Supplied entries ▸
----------

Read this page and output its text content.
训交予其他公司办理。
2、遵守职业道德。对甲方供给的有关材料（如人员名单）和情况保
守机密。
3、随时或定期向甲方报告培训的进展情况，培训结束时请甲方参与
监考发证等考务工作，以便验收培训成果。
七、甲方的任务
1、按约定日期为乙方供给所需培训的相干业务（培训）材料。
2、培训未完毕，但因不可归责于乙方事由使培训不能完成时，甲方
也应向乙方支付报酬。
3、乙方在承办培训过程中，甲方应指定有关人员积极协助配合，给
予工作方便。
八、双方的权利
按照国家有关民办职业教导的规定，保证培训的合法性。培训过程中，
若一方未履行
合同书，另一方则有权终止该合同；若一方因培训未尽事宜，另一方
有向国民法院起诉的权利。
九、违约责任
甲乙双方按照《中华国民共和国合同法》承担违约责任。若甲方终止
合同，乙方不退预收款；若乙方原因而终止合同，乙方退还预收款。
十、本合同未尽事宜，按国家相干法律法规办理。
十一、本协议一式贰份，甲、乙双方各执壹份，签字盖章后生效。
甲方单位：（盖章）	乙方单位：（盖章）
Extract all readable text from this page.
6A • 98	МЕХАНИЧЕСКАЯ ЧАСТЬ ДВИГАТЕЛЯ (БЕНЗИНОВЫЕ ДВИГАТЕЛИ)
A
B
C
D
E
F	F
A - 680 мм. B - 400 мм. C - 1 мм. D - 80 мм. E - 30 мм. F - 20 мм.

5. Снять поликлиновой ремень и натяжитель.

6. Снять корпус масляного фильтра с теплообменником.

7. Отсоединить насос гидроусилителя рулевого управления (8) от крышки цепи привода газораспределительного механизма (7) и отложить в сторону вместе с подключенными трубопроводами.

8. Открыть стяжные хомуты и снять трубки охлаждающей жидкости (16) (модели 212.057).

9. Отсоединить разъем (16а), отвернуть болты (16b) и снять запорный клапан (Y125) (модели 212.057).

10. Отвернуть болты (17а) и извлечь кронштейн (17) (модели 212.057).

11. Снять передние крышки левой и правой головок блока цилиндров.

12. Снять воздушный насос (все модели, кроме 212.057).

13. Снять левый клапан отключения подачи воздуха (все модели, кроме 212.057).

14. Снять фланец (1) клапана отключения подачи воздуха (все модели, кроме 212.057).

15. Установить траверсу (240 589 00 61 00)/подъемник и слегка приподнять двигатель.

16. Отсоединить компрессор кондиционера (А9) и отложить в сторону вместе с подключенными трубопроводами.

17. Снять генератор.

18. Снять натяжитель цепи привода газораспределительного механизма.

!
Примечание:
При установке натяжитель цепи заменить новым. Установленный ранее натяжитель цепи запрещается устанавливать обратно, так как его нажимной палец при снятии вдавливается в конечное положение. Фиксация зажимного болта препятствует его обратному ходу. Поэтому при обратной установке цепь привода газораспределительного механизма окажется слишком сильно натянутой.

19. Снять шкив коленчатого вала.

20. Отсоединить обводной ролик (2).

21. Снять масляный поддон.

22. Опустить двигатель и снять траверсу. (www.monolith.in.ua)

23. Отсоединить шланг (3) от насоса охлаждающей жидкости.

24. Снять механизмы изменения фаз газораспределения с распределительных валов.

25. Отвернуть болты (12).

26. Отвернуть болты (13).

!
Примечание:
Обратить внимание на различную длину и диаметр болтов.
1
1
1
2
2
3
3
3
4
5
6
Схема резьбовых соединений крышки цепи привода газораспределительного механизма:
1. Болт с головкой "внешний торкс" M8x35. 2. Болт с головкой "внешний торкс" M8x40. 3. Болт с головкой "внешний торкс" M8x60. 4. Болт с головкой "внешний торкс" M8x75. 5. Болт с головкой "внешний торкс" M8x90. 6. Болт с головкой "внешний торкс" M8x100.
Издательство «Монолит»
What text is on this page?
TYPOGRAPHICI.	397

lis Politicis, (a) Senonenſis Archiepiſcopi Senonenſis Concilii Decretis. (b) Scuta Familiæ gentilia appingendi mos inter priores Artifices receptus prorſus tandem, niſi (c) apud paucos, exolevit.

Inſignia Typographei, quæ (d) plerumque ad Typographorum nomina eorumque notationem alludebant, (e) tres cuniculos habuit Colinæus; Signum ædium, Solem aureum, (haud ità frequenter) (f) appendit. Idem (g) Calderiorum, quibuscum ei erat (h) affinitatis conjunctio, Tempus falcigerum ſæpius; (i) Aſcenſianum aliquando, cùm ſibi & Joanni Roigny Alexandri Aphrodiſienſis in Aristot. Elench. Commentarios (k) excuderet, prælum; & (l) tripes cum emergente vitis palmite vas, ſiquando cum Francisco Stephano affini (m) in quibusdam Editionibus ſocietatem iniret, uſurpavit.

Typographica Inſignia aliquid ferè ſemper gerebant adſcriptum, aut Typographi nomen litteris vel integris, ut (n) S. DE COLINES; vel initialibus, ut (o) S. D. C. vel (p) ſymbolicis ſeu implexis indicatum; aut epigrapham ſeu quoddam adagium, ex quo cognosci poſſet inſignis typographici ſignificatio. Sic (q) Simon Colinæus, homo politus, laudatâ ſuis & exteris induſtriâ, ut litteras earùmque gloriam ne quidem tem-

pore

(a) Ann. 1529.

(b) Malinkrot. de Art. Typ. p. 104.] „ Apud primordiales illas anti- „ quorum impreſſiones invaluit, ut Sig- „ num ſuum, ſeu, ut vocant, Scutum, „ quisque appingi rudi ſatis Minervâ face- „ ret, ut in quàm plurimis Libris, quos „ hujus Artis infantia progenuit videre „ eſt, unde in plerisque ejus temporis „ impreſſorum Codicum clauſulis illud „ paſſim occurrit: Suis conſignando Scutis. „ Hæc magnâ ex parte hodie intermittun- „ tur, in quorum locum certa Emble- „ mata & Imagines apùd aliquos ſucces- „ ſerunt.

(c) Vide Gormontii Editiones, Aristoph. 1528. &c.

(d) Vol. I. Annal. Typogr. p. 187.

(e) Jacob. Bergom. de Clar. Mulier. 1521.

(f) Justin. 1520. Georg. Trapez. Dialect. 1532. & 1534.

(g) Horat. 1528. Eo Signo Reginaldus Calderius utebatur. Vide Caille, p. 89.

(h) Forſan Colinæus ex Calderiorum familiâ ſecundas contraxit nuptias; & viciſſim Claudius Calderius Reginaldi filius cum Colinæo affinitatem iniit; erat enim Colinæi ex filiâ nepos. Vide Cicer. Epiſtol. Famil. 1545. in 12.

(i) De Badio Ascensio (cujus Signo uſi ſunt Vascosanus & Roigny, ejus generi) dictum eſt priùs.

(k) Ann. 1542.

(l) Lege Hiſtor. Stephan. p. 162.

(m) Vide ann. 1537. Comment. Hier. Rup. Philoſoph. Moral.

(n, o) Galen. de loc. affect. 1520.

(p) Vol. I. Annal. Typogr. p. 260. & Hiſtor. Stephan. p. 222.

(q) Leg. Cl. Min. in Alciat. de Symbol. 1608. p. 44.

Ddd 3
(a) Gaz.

----------

Exercise ▸ Write only the number of lines in the data above that include "болты".

Result of this task ▸ 4